What you have to do - Below are the entries; output exactly the lines from the one containing "Transcribe this image's" through the final line, inclusive.

════════════════════

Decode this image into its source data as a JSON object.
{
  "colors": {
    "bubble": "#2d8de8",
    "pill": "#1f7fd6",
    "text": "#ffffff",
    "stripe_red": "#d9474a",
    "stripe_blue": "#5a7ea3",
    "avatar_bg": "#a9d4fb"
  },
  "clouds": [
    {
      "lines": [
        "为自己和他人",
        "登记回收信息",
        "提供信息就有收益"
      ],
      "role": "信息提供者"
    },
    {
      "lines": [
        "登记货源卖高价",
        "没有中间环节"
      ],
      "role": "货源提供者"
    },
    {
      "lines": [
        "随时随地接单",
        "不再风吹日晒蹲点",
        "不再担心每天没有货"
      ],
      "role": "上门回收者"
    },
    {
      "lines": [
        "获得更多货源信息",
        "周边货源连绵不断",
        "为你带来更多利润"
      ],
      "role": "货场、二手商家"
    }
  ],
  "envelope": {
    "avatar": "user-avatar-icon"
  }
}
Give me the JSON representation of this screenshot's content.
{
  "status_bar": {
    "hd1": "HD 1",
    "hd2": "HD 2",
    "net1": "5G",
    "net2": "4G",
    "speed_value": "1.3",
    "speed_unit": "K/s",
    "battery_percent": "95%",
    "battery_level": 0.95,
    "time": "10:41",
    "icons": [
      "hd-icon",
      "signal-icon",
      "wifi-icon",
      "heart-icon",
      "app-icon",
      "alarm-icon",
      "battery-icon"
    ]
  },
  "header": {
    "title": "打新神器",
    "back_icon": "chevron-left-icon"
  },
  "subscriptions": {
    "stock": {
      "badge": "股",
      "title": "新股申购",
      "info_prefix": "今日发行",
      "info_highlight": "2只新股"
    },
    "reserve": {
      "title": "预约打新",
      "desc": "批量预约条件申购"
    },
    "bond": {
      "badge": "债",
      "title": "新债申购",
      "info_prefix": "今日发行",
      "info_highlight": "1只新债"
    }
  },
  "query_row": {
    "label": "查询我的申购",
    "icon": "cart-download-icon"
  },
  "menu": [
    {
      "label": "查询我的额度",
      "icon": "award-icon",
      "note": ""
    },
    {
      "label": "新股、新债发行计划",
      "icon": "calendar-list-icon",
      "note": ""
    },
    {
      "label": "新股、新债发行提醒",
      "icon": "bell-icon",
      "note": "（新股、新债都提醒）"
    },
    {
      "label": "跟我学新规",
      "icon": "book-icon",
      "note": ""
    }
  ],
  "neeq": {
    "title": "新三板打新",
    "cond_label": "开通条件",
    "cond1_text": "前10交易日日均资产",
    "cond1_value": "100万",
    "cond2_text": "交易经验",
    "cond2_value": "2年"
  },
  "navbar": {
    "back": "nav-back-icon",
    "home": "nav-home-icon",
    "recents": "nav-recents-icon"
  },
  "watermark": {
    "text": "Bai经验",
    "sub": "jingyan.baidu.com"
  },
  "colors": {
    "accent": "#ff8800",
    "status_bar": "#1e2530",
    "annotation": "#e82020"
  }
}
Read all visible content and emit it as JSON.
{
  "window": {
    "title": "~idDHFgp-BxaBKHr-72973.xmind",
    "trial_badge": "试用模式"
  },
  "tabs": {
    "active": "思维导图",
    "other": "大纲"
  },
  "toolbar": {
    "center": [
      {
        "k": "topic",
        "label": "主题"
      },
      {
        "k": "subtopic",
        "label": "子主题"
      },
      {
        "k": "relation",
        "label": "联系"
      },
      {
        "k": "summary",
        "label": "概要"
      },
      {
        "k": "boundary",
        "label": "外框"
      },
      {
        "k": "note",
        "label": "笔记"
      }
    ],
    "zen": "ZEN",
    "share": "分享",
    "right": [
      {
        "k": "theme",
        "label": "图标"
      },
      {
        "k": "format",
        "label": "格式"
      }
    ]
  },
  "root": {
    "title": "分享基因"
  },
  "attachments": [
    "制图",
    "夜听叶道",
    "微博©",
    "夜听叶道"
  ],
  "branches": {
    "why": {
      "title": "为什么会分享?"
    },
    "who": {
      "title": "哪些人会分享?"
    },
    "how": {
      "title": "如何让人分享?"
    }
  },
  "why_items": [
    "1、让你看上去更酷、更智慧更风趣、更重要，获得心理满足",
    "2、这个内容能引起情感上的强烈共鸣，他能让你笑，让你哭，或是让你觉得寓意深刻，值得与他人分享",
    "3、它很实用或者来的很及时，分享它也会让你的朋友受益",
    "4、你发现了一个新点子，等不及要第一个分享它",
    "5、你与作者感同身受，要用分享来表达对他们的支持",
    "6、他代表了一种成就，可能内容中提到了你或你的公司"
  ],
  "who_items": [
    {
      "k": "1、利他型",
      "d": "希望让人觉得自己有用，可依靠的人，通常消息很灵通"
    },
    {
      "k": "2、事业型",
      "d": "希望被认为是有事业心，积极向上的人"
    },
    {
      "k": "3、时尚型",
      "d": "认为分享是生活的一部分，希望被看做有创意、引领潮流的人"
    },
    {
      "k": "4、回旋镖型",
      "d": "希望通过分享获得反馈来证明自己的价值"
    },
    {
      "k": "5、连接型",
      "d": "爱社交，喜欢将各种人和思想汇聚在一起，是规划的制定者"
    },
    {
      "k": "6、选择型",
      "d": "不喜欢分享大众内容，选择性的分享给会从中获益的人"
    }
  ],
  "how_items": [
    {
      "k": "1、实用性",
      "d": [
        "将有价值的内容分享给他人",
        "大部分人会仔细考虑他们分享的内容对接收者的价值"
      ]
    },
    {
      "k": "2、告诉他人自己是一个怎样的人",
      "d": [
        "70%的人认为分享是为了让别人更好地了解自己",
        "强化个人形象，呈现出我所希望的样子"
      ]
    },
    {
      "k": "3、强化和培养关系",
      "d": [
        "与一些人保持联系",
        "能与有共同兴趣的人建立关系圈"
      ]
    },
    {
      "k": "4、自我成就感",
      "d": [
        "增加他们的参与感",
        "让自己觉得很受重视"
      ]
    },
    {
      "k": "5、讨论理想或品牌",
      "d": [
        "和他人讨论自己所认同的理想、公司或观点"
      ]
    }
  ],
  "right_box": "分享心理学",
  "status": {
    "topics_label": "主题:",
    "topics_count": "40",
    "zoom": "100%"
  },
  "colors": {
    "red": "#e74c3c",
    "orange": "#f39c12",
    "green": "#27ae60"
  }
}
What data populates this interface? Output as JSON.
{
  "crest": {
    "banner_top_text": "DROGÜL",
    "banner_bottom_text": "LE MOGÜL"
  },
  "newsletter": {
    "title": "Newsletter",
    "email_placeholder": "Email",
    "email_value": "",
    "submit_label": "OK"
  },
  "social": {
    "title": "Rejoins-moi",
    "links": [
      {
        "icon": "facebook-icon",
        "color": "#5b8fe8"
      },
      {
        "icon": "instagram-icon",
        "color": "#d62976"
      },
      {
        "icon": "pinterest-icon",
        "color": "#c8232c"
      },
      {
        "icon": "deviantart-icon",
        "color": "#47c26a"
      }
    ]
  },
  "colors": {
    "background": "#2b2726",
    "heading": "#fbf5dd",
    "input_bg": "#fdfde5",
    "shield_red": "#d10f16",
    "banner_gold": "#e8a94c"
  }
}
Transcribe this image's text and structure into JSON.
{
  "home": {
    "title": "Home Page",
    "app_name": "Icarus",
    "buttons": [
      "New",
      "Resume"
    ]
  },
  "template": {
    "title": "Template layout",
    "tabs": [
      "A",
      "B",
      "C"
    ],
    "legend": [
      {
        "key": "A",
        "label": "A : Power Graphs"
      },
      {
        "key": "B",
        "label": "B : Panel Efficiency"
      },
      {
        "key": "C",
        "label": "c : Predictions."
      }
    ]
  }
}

════════════════════

Answer to this problem -
Transcribe this image's text and structure into JSON.
{
  "home": {
    "title": "Home Page",
    "app_name": "Icarus",
    "buttons": [
      "New",
      "Resume"
    ]
  },
  "template": {
    "title": "Template layout",
    "tabs": [
      "A",
      "B",
      "C"
    ],
    "legend": [
      {
        "key": "A",
        "label": "A : Power Graphs"
      },
      {
        "key": "B",
        "label": "B : Panel Efficiency"
      },
      {
        "key": "C",
        "label": "c : Predictions."
      }
    ]
  }
}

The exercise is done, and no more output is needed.